● **Given problem**: Every line must be returned precisely as it is written.

(Dataset rows)

.....

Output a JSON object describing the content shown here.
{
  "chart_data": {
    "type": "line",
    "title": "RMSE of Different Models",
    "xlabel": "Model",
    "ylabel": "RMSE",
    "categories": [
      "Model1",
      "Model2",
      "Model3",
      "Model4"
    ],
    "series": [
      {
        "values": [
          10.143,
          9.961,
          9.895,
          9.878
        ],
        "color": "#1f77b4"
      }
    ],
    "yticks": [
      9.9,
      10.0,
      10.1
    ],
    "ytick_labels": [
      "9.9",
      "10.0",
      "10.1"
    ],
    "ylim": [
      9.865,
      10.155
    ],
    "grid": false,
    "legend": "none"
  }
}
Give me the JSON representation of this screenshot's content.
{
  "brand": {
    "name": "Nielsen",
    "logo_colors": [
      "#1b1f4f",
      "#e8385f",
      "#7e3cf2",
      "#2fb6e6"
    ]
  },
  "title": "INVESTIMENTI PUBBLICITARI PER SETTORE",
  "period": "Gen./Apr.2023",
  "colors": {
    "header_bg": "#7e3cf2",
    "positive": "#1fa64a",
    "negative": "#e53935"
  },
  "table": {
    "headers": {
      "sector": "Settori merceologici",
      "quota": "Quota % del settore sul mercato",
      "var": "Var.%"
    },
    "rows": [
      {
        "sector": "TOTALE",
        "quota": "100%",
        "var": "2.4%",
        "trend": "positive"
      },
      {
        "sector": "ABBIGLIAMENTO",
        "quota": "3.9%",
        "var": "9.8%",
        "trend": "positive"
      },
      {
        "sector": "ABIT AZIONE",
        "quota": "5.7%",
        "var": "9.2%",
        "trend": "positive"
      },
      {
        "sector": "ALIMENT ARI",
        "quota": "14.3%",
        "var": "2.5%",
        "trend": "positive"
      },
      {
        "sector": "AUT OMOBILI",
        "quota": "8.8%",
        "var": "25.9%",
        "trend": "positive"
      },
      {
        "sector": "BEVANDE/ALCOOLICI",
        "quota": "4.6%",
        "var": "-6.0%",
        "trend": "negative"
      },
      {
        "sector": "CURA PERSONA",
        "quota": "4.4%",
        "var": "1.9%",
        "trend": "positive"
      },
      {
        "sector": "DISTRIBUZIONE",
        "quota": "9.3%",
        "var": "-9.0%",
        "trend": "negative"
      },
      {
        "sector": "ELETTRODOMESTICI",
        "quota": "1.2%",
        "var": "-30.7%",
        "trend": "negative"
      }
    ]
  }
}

.....

● **Exercise result**:
Output a JSON object describing the content shown here.
{
  "chart_data": {
    "type": "line",
    "title": "RMSE of Different Models",
    "xlabel": "Model",
    "ylabel": "RMSE",
    "categories": [
      "Model1",
      "Model2",
      "Model3",
      "Model4"
    ],
    "series": [
      {
        "values": [
          10.143,
          9.961,
          9.895,
          9.878
        ],
        "color": "#1f77b4"
      }
    ],
    "yticks": [
      9.9,
      10.0,
      10.1
    ],
    "ytick_labels": [
      "9.9",
      "10.0",
      "10.1"
    ],
    "ylim": [
      9.865,
      10.155
    ],
    "grid": false,
    "legend": "none"
  }
}
Give me the JSON representation of this screenshot's content.
{
  "brand": {
    "name": "Nielsen",
    "logo_colors": [
      "#1b1f4f",
      "#e8385f",
      "#7e3cf2",
      "#2fb6e6"
    ]
  },
  "title": "INVESTIMENTI PUBBLICITARI PER SETTORE",
  "period": "Gen./Apr.2023",
  "colors": {
    "header_bg": "#7e3cf2",
    "positive": "#1fa64a",
    "negative": "#e53935"
  },
  "table": {
    "headers": {
      "sector": "Settori merceologici",
      "quota": "Quota % del settore sul mercato",
      "var": "Var.%"
    },
    "rows": [
      {
        "sector": "TOTALE",
        "quota": "100%",
        "var": "2.4%",
        "trend": "positive"
      },
      {
        "sector": "ABBIGLIAMENTO",
        "quota": "3.9%",
        "var": "9.8%",
        "trend": "positive"
      },
      {
        "sector": "ABIT AZIONE",
        "quota": "5.7%",
        "var": "9.2%",
        "trend": "positive"
      },
      {
        "sector": "ALIMENT ARI",
        "quota": "14.3%",
        "var": "2.5%",
        "trend": "positive"
      },
      {
        "sector": "AUT OMOBILI",
        "quota": "8.8%",
        "var": "25.9%",
        "trend": "positive"
      },
      {
        "sector": "BEVANDE/ALCOOLICI",
        "quota": "4.6%",
        "var": "-6.0%",
        "trend": "negative"
      },
      {
        "sector": "CURA PERSONA",
        "quota": "4.4%",
        "var": "1.9%",
        "trend": "positive"
      },
      {
        "sector": "DISTRIBUZIONE",
        "quota": "9.3%",
        "var": "-9.0%",
        "trend": "negative"
      },
      {
        "sector": "ELETTRODOMESTICI",
        "quota": "1.2%",
        "var": "-30.7%",
        "trend": "negative"
      }
    ]
  }
}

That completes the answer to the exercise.